ЗАДАНИЯ ДЛЯ ВЫПОЛНЕНИЯ:
- 1) До какого числа Андреев решил ничего не предпринимать, согласно отрывку об Андрееве?
- 2) Перепишите из отрывка об Андрееве фрагмент, начиная со слов «Буствич – четвертый» и заканчивая словами «о пересмотре дела.».
- 3) Продолжите отрывок об Андрееве после его последнего предложения.

ВЫБРАННЫЙ ОТРЫВОК:
Буствич – четвертый слой нисходящих миров, там происходит гниение заживо узников, находящихся в духовной летаргии, их мучает неодолимое отвращение к самим себе. Надвигался очередной приступ депрессии, настигавшей его почти ежегодно. Депрессии мучили и его отца, наверное, это было наследственным…
В тот же день пришло письмо от Юлии Гавриловны, сообщавшей о начавшихся хлопотах о дочери и требовавшей, чтобы и он начал писать жалобы о пересмотре дела.
«Вчера положение осложнилось письмом, – записал Андреев 9 февраля 1954 года, – составленным в весьма сильных выражениях. То, чего она хочет и требует, идет настолько вразрез с моими желаниями и намерениями, настолько противоречит личным моим “установкам”, насущно мне необходимым в интересах “Р<озы> М<ира>”, что я не стал бы и задумываться над этим письмом, если бы не призыв к моей совести: ведь страдал, мол, не один я, но жизнь ломается у ряда людей…
Она и он, несомненно, единственные люди, имеющие внутр<еннее> право, настолько сильное и бесспорное, что я не могу просто пройти мимо… В конце концов, многое, если не всё, зависит от дальнейшего хода вещей на протяжении ближайшего месяца. До 10 марта не буду предпринимать ничего. <…> Ах, если бы уцелеть всему или “С<транникам> Н<очи>”!»

ПРЕДСТАВЛЕННЫЙ МАТЕРИАЛ:
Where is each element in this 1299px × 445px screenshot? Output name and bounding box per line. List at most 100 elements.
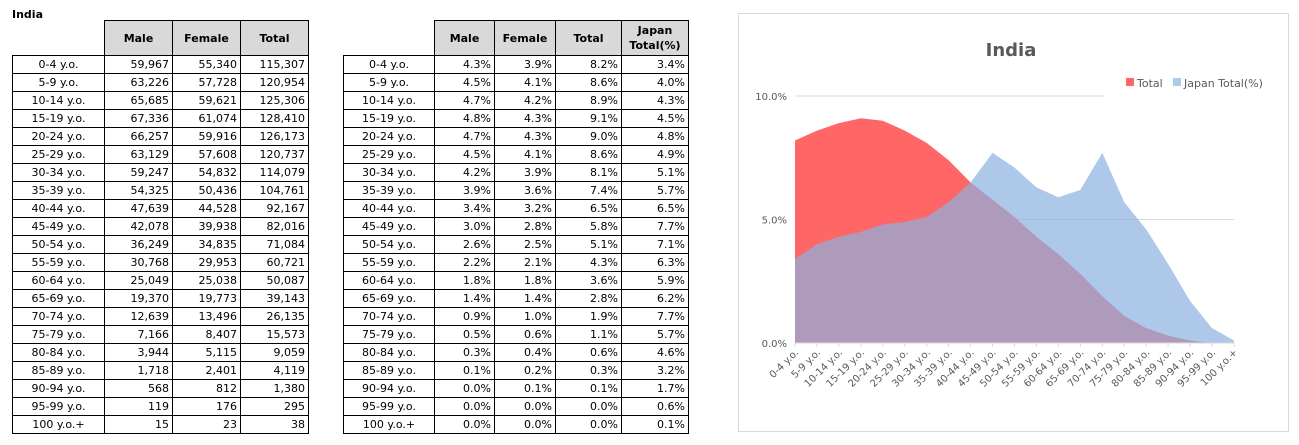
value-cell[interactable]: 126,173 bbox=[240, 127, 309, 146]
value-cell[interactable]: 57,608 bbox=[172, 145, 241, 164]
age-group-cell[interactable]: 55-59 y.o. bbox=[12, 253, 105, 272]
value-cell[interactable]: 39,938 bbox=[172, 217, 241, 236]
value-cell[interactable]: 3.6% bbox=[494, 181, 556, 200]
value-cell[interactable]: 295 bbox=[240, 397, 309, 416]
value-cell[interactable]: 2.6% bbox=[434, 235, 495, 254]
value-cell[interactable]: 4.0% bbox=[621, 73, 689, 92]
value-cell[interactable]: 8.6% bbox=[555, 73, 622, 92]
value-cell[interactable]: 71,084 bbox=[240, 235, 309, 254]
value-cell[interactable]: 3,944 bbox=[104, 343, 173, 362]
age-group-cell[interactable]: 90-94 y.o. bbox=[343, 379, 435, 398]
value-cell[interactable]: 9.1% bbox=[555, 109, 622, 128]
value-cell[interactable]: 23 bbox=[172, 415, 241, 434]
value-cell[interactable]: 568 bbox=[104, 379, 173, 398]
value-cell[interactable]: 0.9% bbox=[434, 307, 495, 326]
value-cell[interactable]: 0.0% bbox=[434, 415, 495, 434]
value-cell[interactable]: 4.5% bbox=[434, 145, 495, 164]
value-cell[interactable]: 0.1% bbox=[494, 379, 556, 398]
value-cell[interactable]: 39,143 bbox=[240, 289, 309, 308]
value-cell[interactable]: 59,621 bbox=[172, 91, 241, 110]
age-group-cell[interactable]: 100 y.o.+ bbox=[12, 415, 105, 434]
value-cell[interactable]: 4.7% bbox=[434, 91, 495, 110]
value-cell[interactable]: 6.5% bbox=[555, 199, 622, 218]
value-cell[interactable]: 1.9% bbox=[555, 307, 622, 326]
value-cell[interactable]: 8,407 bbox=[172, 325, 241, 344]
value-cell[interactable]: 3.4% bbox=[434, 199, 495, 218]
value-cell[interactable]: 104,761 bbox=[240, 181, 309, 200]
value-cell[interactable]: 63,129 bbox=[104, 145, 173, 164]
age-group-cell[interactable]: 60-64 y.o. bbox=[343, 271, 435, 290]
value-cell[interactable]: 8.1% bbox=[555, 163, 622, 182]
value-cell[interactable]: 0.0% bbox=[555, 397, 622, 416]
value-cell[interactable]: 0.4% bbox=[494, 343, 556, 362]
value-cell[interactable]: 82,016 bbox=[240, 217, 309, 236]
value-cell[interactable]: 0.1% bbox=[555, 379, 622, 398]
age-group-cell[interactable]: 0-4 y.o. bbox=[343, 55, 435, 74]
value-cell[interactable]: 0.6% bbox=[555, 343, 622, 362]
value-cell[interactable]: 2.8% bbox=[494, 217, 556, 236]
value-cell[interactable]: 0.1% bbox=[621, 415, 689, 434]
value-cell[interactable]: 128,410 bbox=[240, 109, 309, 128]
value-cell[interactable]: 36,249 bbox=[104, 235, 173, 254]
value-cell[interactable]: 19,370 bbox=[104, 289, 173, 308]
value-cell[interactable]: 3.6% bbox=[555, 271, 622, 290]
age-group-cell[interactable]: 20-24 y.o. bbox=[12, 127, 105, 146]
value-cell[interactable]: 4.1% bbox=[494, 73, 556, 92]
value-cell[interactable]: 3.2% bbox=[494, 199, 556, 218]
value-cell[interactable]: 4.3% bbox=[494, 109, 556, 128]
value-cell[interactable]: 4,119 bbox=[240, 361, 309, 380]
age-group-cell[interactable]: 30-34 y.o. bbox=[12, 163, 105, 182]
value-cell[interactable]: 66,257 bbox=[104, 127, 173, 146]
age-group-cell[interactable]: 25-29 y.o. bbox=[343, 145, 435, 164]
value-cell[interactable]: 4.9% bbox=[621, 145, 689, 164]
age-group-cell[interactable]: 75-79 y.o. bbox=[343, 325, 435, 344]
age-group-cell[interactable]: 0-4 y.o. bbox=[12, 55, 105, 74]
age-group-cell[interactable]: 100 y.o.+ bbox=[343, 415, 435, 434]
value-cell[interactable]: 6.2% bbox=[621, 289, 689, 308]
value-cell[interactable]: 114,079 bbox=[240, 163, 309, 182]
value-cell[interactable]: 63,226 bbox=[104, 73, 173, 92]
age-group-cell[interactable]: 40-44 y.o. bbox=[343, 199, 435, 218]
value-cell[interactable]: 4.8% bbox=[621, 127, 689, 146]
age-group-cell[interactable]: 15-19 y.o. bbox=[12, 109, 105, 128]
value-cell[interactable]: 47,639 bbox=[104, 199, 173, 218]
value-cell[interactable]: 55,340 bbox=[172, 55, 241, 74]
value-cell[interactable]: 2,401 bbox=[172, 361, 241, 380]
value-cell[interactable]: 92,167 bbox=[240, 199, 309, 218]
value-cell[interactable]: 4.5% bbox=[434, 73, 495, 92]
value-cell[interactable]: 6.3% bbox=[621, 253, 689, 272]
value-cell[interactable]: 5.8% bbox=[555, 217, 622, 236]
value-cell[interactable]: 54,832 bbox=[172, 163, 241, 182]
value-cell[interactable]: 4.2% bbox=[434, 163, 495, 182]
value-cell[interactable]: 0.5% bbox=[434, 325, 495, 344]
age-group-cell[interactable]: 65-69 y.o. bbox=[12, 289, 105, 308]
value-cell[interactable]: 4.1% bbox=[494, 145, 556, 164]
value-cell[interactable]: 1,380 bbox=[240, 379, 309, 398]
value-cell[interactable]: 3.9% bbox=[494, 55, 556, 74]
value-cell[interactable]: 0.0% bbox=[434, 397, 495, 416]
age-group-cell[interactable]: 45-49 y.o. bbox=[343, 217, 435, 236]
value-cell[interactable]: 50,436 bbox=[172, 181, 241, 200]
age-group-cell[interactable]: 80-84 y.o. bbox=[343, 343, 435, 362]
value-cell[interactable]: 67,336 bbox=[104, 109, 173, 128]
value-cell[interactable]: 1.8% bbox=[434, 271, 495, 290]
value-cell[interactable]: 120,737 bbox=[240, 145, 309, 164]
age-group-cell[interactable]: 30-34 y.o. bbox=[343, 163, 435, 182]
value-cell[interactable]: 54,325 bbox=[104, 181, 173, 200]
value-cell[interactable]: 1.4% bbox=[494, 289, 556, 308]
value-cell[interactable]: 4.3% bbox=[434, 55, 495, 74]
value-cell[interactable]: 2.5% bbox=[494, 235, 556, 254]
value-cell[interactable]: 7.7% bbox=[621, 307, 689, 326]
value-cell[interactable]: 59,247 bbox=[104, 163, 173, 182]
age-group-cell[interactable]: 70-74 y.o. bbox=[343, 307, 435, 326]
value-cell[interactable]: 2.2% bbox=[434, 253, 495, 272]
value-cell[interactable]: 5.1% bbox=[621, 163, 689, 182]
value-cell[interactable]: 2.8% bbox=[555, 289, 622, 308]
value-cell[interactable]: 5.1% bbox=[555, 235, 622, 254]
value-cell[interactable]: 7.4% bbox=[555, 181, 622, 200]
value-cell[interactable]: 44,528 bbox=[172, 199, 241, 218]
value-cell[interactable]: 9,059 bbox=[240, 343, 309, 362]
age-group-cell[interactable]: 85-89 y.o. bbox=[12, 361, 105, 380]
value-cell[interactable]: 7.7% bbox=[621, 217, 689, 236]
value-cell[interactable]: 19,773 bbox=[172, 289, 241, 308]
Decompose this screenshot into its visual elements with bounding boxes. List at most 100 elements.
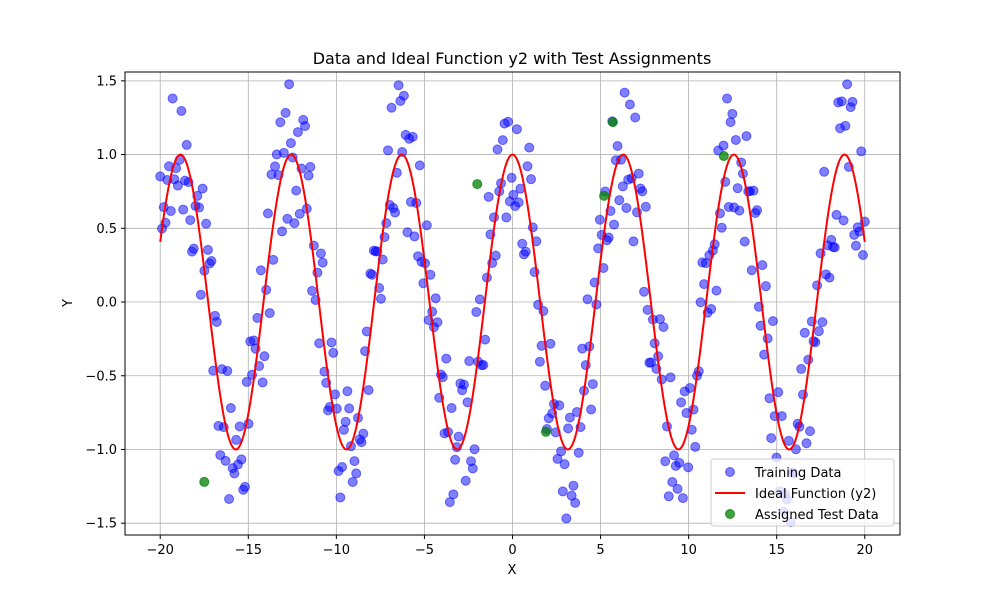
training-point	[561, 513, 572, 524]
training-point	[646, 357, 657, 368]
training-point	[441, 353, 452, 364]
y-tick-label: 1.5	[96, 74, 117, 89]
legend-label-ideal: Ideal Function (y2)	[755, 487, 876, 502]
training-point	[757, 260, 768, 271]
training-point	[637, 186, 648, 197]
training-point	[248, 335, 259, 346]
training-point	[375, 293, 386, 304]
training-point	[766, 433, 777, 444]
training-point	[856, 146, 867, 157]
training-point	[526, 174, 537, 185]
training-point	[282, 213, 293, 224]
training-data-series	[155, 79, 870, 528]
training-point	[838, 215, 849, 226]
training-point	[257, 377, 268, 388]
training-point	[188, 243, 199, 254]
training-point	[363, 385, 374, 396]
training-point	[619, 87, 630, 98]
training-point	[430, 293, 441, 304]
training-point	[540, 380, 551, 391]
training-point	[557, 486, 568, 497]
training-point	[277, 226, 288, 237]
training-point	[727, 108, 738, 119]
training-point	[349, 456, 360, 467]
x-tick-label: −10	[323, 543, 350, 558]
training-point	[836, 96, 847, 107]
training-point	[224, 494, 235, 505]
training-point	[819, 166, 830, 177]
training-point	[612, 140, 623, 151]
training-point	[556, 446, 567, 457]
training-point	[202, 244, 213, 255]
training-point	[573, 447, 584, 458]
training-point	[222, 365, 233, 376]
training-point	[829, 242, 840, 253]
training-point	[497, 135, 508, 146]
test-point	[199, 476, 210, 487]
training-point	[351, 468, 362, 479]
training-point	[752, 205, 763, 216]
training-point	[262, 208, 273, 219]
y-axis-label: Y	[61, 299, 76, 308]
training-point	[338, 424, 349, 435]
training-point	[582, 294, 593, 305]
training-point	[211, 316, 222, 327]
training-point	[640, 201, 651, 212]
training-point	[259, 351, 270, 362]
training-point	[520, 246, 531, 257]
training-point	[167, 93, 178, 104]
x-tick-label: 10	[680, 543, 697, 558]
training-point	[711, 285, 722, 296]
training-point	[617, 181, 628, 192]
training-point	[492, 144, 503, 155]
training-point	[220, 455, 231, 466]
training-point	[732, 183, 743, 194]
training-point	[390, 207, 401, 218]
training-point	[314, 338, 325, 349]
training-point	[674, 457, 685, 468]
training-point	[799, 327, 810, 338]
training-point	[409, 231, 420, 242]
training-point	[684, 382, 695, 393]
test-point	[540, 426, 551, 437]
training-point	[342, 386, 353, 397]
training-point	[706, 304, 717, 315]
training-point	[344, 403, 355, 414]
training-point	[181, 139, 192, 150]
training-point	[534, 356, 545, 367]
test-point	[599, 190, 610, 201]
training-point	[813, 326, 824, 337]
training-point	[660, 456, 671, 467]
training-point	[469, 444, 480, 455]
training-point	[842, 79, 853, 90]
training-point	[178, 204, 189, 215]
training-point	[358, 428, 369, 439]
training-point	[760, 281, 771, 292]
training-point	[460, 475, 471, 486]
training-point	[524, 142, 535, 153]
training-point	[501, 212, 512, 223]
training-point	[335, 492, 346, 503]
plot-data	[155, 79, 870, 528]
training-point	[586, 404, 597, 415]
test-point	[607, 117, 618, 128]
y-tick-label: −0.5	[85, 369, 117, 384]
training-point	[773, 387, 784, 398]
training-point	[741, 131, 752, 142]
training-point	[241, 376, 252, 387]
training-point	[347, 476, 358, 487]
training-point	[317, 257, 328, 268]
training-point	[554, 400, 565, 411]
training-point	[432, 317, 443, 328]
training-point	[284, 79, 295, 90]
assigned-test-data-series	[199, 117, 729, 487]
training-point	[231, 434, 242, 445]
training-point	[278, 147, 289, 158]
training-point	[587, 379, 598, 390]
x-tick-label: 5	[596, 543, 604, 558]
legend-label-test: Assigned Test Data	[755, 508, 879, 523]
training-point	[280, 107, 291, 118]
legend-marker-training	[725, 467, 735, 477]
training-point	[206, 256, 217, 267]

ОТВЕТЫ ПО ЗАДАНИЯМ:
- 1) До 10 марта.

- 2)
Буствич – четвертый слой нисходящих миров, там происходит гниение заживо узников, находящихся в духовной летаргии, их мучает неодолимое отвращение к самим себе. Надвигался очередной приступ депрессии, настигавшей его почти ежегодно. Депрессии мучили и его отца, наверное, это было наследственным…
В тот же день пришло письмо от Юлии Гавриловны, сообщавшей о начавшихся хлопотах о дочери и требовавшей, чтобы и он начал писать жалобы о пересмотре дела.

- 3)
Следующая запись – 18 апреля, в Вербное воскресенье:
«Вчера пришлось оборвать работу над трактатом: выдохся. Сделано, правда, много, но 99 шансов за то, что всё это погибнет. Теперь буду учить наизусть “Ж<елезную> М<истерию>” и остальное. Депрессия разбушевалась. Этому способствует окружение. Это такие утилитары, такие материалистически-самодовольные тупицы, такие удушливо-приземистые житейские умы, что я задыхаюсь, как в могиле. За все 5½ лет здесь ни разу еще не оказывался на такой длительный срок в таком вопиющем одиночестве. Да и очень уж страдает самолюбие. Ежеминутно. Иногда по ночам, при воспоминании о прошлом, видишь свою глупость в тысяче мелочей: именно глупость и самую обыкновенную глупость. Ну а что как в большом я ее просто не вижу, а со стороны она так же ясна? В житейском отношении я глуп бесспорно. И это несмотря на всю грандиозность “Русских богов”, “Ст<ранников> ночи” и т. д.».
Эти самоуничижительные признания заставляют вспомнить Александра Блока, говорившего о себе: «Я человек среднего ума», а в январе 1918 года записавшего: «Сегодня я – гений».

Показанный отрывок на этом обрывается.